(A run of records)
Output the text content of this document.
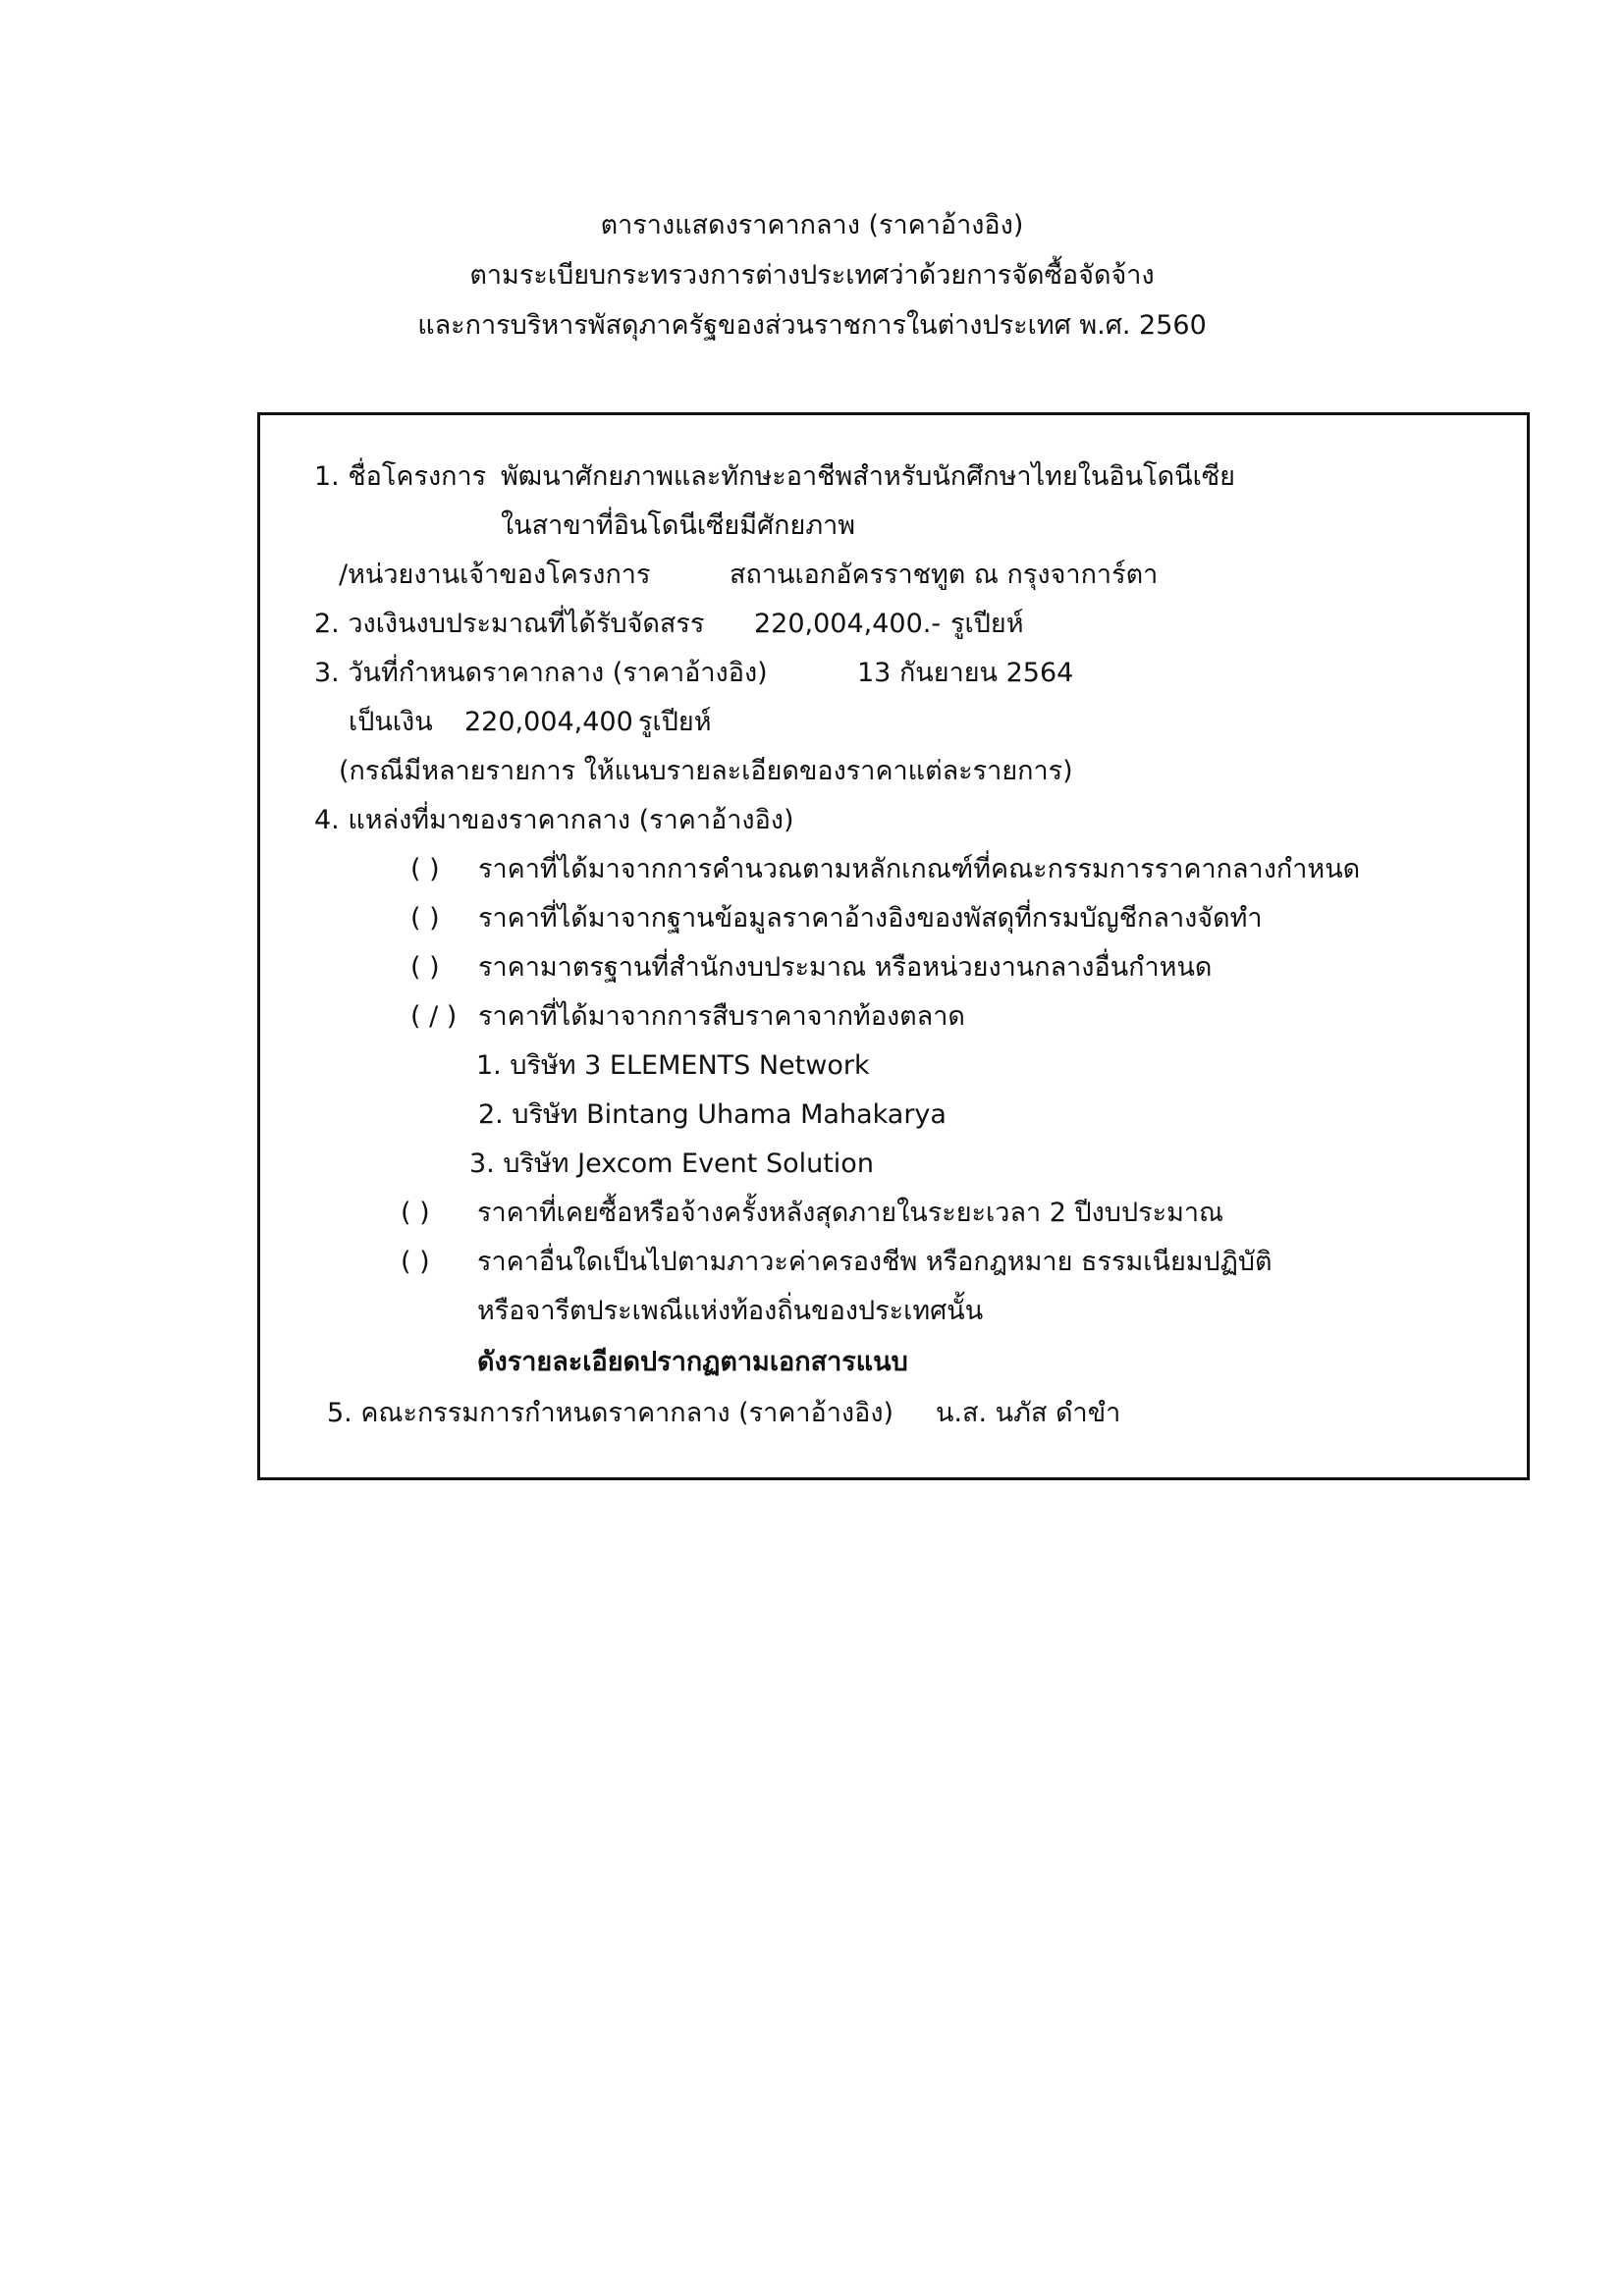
ตารางแสดงราคากลาง (ราคาอ้างอิง)
ตามระเบียบกระทรวงการต่างประเทศว่าด้วยการจัดซื้อจัดจ้าง
และการบริหารพัสดุภาครัฐของส่วนราชการในต่างประเทศ พ.ศ. 2560
1. ชื่อโครงการ พัฒนาศักยภาพและทักษะอาชีพสำหรับนักศึกษาไทยในอินโดนีเซีย
ในสาขาที่อินโดนีเซียมีศักยภาพ
/หน่วยงานเจ้าของโครงการ	สถานเอกอัครราชทูต ณ กรุงจาการ์ตา
2. วงเงินงบประมาณที่ได้รับจัดสรร 220,004,400.- รูเปียห์
3. วันที่กำหนดราคากลาง (ราคาอ้างอิง)	13 กันยายน 2564
เป็นเงิน 220,004,400 รูเปียห์
(กรณีมีหลายรายการ ให้แนบรายละเอียดของราคาแต่ละรายการ)
4. แหล่งที่มาของราคากลาง (ราคาอ้างอิง)
( ) ราคาที่ได้มาจากการคำนวณตามหลักเกณฑ์ที่คณะกรรมการราคากลางกำหนด
( ) ราคาที่ได้มาจากฐานข้อมูลราคาอ้างอิงของพัสดุที่กรมบัญชีกลางจัดทำ
( ) ราคามาตรฐานที่สำนักงบประมาณ หรือหน่วยงานกลางอื่นกำหนด
( / ) ราคาที่ได้มาจากการสืบราคาจากท้องตลาด
1. บริษัท 3 ELEMENTS Network
2. บริษัท Bintang Uhama Mahakarya
3. บริษัท Jexcom Event Solution
( ) ราคาที่เคยซื้อหรือจ้างครั้งหลังสุดภายในระยะเวลา 2 ปีงบประมาณ
( ) ราคาอื่นใดเป็นไปตามภาวะค่าครองชีพ หรือกฎหมาย ธรรมเนียมปฏิบัติ
หรือจารีตประเพณีแห่งท้องถิ่นของประเทศนั้น
ดังรายละเอียดปรากฏตามเอกสารแนบ
5. คณะกรรมการกำหนดราคากลาง (ราคาอ้างอิง) น.ส. นภัส ดำขำ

- [Written request]
Give the number of lines in the entries above that include the string "นโดน". No other output is expected.

- [Final answer]
2